■ **What is asked**:
Copy all records verbatim.

■ **Entries supplied**:

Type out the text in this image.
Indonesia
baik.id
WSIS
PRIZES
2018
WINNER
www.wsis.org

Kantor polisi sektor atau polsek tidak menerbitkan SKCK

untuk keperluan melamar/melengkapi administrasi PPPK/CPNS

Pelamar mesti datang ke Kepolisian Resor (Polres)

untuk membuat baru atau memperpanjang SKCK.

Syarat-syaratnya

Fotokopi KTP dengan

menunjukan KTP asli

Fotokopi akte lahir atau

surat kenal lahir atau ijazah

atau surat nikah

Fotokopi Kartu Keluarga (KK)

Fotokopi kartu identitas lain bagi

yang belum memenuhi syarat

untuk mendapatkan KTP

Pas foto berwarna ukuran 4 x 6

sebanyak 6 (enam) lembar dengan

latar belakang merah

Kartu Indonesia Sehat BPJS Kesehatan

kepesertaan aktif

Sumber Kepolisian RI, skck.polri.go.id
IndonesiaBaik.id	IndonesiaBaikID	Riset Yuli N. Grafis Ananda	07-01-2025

■ **Result of the exercise**:
Type out the text in this image.
Indonesia
baik.id
WSIS
PRIZES
2018
WINNER
www.wsis.org

Kantor polisi sektor atau polsek tidak menerbitkan SKCK

untuk keperluan melamar/melengkapi administrasi PPPK/CPNS

Pelamar mesti datang ke Kepolisian Resor (Polres)

untuk membuat baru atau memperpanjang SKCK.

Syarat-syaratnya

Fotokopi KTP dengan

menunjukan KTP asli

Fotokopi akte lahir atau

surat kenal lahir atau ijazah

atau surat nikah

Fotokopi Kartu Keluarga (KK)

Fotokopi kartu identitas lain bagi

yang belum memenuhi syarat

untuk mendapatkan KTP

Pas foto berwarna ukuran 4 x 6

sebanyak 6 (enam) lembar dengan

latar belakang merah

Kartu Indonesia Sehat BPJS Kesehatan

kepesertaan aktif

Sumber Kepolisian RI, skck.polri.go.id
IndonesiaBaik.id	IndonesiaBaikID	Riset Yuli N. Grafis Ananda	07-01-2025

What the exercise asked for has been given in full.